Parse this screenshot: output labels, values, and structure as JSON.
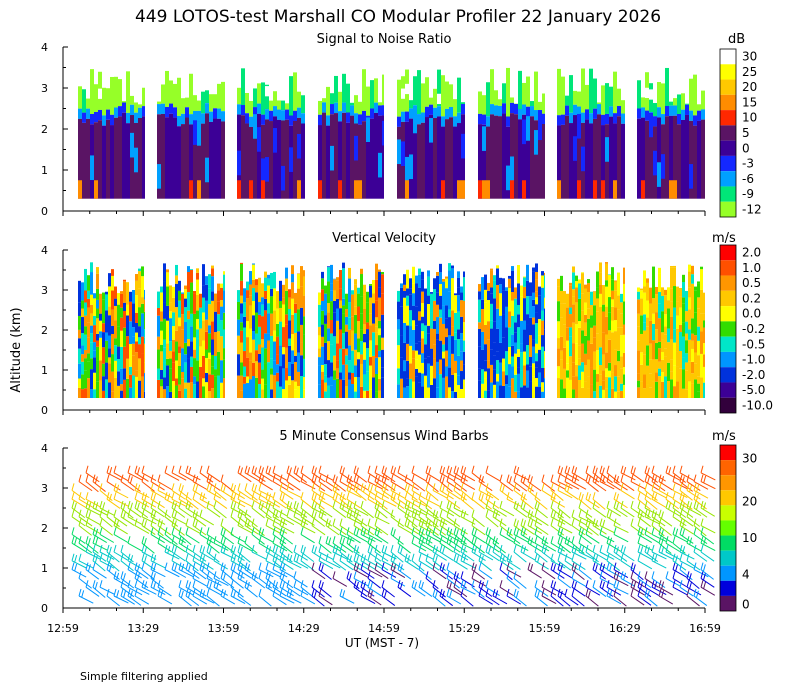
{
  "title": "449 LOTOS-test Marshall CO Modular Profiler 22 January 2026",
  "footnote": "Simple filtering applied",
  "ylabel": "Altitude (km)",
  "xlabel": "UT  (MST - 7)",
  "chart_data": [
    {
      "type": "heatmap",
      "title": "Signal to Noise Ratio",
      "units": "dB",
      "ylim": [
        0,
        4
      ],
      "yticks": [
        "0",
        "1",
        "2",
        "3",
        "4"
      ],
      "x_tick_labels": [
        "12:59",
        "13:29",
        "13:59",
        "14:29",
        "14:59",
        "15:29",
        "15:59",
        "16:29",
        "16:59"
      ],
      "colorbar_labels": [
        "30",
        "25",
        "20",
        "15",
        "10",
        "5",
        "0",
        "-3",
        "-6",
        "-9",
        "-12"
      ],
      "colorbar_colors": [
        "#ffffff",
        "#ffff00",
        "#ffc800",
        "#ff8c00",
        "#ff2800",
        "#5a1464",
        "#3c0096",
        "#1428ff",
        "#00a0ff",
        "#00e678",
        "#96ff28"
      ],
      "data_segments": [
        {
          "start": "13:00",
          "end": "13:24"
        },
        {
          "start": "13:30",
          "end": "13:54"
        },
        {
          "start": "14:00",
          "end": "14:24"
        },
        {
          "start": "14:30",
          "end": "14:54"
        },
        {
          "start": "15:00",
          "end": "15:24"
        },
        {
          "start": "15:30",
          "end": "15:54"
        },
        {
          "start": "16:00",
          "end": "16:24"
        },
        {
          "start": "16:30",
          "end": "16:54"
        }
      ]
    },
    {
      "type": "heatmap",
      "title": "Vertical Velocity",
      "units": "m/s",
      "ylim": [
        0,
        4
      ],
      "yticks": [
        "0",
        "1",
        "2",
        "3",
        "4"
      ],
      "x_tick_labels": [
        "12:59",
        "13:29",
        "13:59",
        "14:29",
        "14:59",
        "15:29",
        "15:59",
        "16:29",
        "16:59"
      ],
      "colorbar_labels": [
        "2.0",
        "1.0",
        "0.5",
        "0.2",
        "0.0",
        "-0.2",
        "-0.5",
        "-1.0",
        "-2.0",
        "-5.0",
        "-10.0"
      ],
      "colorbar_colors": [
        "#ff0000",
        "#ff5000",
        "#ff9600",
        "#ffc800",
        "#ffff00",
        "#32dc00",
        "#00e6c8",
        "#0096ff",
        "#0032dc",
        "#3c0096",
        "#32003c"
      ]
    },
    {
      "type": "wind-barbs",
      "title": "5 Minute Consensus Wind Barbs",
      "units": "m/s",
      "ylim": [
        0,
        4
      ],
      "yticks": [
        "0",
        "1",
        "2",
        "3",
        "4"
      ],
      "x_tick_labels": [
        "12:59",
        "13:29",
        "13:59",
        "14:29",
        "14:59",
        "15:29",
        "15:59",
        "16:29",
        "16:59"
      ],
      "colorbar_labels": [
        "30",
        "20",
        "10",
        "4",
        "0"
      ],
      "colorbar_colors": [
        "#ff0000",
        "#ff6400",
        "#ff9600",
        "#ffc800",
        "#c8ff00",
        "#64ff00",
        "#00dc64",
        "#00c8c8",
        "#0096ff",
        "#0000dc",
        "#5a1464"
      ]
    }
  ]
}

------------------------

◆ **PROBLEM TO WORK ON**: Select all lines with the word "start" from the entries above.

◆ **OUTPUT FOR THIS TASK**:
          "start": "13:00",
          "start": "13:30",
          "start": "14:00",
          "start": "14:30",
          "start": "15:00",
          "start": "15:30",
          "start": "16:00",
          "start": "16:30",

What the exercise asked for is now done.